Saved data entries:
------

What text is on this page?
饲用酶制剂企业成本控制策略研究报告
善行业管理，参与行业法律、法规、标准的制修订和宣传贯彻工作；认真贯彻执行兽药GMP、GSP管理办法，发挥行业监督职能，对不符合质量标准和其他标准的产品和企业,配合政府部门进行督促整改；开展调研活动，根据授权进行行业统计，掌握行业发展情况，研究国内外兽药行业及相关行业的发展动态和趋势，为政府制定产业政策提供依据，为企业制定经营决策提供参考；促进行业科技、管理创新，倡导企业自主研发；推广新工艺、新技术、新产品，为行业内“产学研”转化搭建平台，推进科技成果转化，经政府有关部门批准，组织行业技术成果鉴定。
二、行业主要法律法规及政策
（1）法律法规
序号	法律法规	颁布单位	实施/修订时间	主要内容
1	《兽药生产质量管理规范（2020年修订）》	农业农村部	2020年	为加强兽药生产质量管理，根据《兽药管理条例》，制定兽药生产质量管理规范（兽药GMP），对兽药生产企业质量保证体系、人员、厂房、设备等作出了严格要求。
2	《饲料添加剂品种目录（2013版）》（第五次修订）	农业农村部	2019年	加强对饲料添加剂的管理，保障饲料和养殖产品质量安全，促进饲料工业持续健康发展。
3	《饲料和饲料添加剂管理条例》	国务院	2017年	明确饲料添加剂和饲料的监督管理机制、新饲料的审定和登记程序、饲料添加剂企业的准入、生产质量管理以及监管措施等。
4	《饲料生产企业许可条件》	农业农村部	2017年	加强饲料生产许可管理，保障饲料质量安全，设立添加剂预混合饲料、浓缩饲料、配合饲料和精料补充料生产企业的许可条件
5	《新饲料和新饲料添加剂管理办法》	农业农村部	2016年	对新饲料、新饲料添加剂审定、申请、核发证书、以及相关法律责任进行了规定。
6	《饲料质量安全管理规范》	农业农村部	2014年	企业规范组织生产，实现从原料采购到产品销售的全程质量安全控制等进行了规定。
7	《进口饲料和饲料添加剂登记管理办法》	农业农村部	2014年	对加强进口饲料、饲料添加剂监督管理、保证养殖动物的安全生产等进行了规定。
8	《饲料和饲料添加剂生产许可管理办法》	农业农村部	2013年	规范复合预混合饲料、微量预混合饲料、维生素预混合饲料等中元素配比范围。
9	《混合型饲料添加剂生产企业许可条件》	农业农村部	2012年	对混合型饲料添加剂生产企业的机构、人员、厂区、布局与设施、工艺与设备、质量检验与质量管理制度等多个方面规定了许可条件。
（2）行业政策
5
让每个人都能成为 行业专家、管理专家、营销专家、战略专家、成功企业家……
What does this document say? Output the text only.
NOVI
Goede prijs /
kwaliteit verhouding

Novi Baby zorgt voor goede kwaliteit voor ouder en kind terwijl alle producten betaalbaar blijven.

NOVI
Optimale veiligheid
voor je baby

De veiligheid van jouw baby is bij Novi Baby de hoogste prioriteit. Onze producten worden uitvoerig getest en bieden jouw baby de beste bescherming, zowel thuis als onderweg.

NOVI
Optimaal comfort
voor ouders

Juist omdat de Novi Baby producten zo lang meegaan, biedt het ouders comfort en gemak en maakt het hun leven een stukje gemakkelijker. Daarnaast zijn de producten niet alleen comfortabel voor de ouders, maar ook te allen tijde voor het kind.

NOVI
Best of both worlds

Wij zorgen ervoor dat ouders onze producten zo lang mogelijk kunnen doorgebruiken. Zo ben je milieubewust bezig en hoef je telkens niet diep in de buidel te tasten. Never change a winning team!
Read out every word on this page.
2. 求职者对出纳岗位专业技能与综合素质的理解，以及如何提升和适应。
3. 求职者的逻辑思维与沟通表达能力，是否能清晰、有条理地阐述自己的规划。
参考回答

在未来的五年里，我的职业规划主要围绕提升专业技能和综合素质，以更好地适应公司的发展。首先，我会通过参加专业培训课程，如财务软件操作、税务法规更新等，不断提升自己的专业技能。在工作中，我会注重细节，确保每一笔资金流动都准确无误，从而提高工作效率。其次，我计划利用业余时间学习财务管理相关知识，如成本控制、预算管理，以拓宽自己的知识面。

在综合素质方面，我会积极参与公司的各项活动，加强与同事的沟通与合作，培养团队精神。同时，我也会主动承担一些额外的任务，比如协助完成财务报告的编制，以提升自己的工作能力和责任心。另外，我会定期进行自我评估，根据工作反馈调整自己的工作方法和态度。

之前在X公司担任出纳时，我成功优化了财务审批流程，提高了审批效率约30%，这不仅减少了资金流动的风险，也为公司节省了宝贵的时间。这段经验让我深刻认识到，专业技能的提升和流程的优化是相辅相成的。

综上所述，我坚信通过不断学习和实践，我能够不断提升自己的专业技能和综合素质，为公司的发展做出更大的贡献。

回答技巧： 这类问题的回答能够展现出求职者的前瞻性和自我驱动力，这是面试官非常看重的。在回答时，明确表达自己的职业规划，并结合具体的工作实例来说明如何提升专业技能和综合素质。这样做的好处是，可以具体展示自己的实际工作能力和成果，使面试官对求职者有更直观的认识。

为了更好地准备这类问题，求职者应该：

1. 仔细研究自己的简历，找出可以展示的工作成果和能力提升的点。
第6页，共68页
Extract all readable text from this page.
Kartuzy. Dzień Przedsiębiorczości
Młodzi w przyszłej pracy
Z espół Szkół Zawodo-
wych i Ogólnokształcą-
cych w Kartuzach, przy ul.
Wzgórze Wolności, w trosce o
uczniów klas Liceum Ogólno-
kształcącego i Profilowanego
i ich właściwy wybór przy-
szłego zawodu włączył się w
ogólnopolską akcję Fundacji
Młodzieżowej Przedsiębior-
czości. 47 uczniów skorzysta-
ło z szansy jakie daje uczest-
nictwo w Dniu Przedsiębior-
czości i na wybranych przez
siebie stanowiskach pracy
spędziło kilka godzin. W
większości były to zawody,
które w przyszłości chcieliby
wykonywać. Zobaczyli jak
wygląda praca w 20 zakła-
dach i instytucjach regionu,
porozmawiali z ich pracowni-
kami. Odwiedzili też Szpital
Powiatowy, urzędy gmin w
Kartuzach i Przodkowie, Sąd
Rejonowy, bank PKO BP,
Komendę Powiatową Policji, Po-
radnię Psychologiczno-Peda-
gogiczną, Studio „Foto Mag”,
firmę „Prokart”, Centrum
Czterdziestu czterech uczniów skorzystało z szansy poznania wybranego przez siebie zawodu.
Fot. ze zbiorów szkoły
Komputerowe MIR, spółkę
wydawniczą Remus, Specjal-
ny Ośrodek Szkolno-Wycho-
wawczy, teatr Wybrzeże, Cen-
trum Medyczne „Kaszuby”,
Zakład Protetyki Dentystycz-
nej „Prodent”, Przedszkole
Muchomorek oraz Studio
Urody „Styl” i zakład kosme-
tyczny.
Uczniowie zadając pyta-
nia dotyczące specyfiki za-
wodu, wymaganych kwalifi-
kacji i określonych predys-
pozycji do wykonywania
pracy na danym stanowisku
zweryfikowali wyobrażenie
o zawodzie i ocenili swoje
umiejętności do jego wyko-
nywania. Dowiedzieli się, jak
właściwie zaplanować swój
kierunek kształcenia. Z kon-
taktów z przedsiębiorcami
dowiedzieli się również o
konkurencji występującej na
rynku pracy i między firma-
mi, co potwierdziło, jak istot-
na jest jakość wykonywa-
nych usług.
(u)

------

### Objective
Your task is to report how many lines of the material include the string "Studio". Give the number and no other words.

### Result
2